▶ **Entries supplied**:
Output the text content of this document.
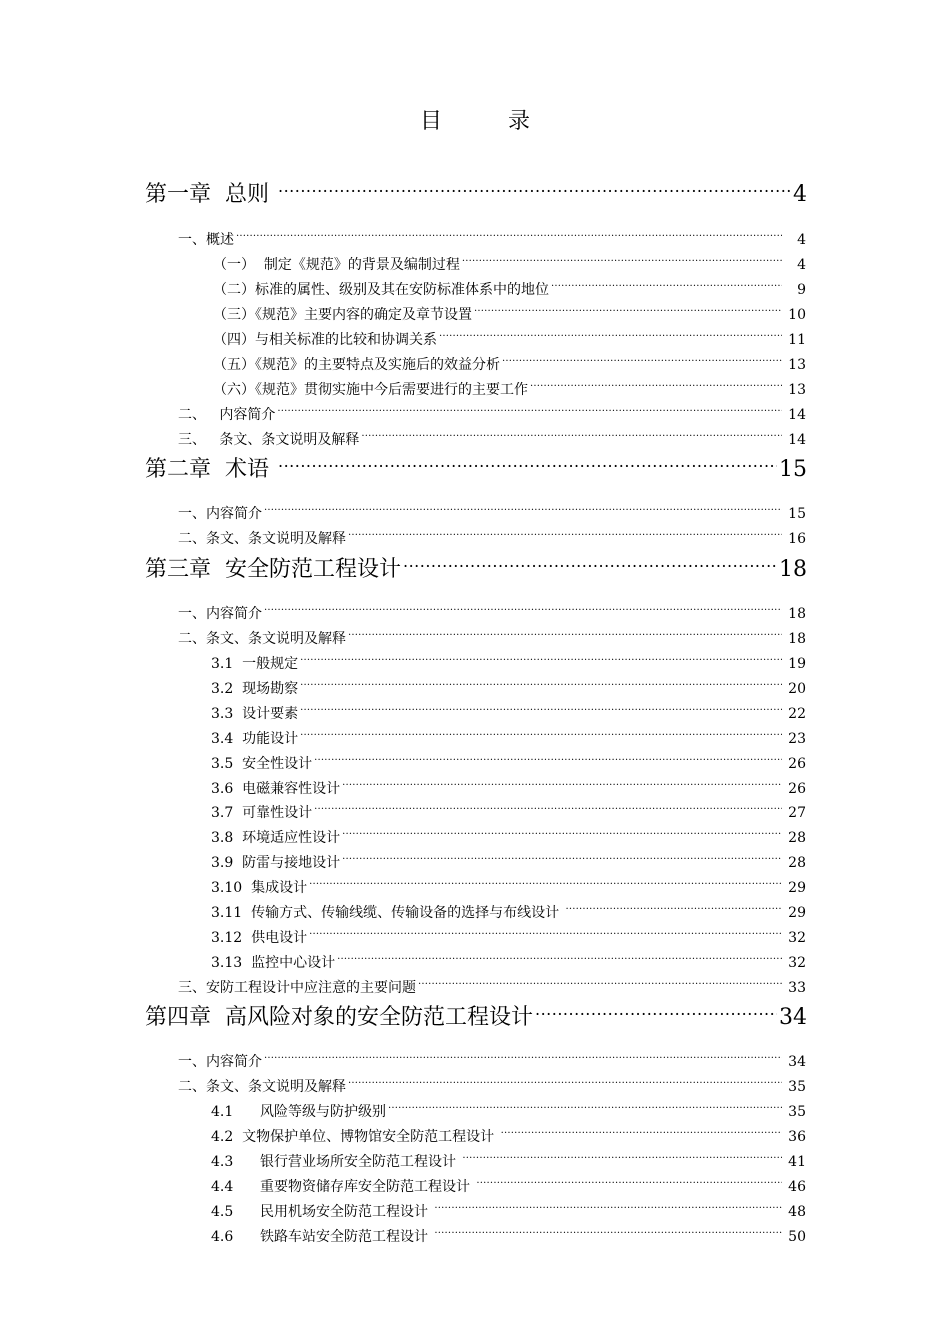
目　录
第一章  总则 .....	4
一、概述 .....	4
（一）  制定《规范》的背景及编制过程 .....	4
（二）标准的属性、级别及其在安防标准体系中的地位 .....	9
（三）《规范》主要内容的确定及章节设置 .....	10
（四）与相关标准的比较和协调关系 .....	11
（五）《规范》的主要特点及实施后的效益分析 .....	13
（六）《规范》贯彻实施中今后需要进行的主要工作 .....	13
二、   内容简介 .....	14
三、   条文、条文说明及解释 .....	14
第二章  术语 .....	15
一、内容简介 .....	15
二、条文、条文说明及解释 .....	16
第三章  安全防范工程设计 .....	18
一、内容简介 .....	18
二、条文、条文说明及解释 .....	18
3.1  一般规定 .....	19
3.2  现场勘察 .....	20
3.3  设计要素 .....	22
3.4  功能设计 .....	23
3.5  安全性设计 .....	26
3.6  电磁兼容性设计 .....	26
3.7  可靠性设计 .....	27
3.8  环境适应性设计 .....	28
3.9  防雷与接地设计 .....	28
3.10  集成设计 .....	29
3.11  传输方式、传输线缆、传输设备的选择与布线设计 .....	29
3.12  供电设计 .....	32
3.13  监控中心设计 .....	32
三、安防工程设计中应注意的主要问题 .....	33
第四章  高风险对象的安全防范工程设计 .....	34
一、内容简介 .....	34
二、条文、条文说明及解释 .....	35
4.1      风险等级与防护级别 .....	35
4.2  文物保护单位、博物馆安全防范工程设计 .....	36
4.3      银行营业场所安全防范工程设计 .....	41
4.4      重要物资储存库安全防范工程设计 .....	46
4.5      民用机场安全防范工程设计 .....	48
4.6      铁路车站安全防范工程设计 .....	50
==
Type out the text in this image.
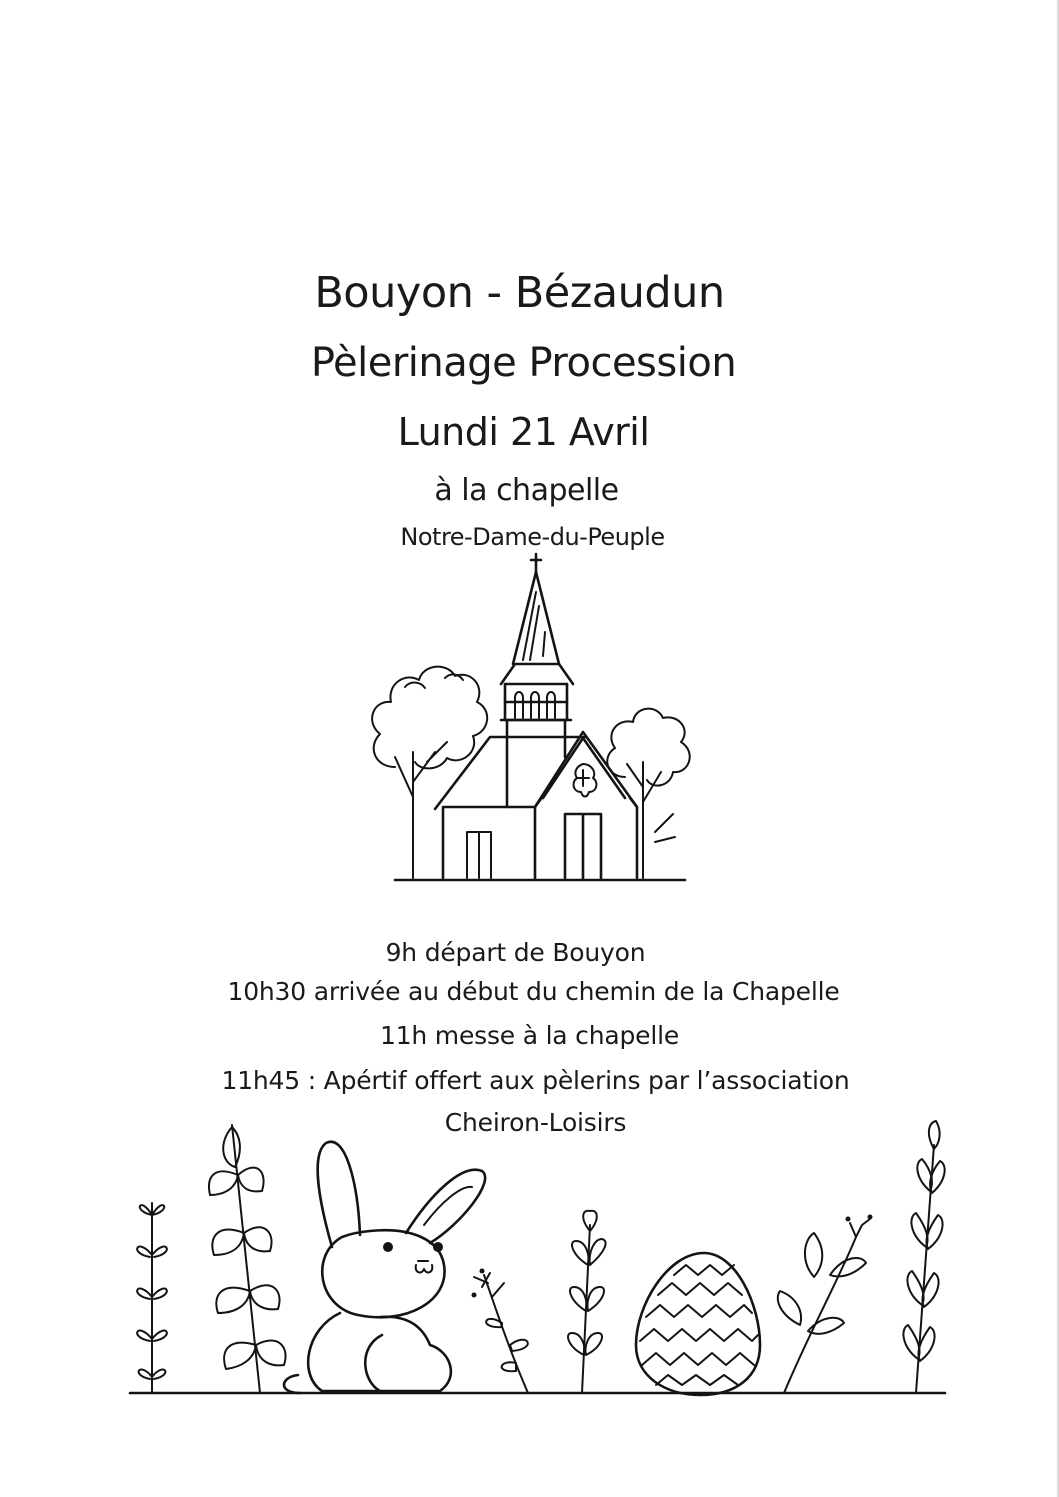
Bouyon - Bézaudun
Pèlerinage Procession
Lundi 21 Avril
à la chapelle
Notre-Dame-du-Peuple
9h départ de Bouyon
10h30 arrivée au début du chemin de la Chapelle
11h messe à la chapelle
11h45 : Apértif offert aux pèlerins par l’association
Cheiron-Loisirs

▶ **Short problem**: Determine how many lines contain the word "Bouyon" and reply with that number alone.

▶ **Final result**: 2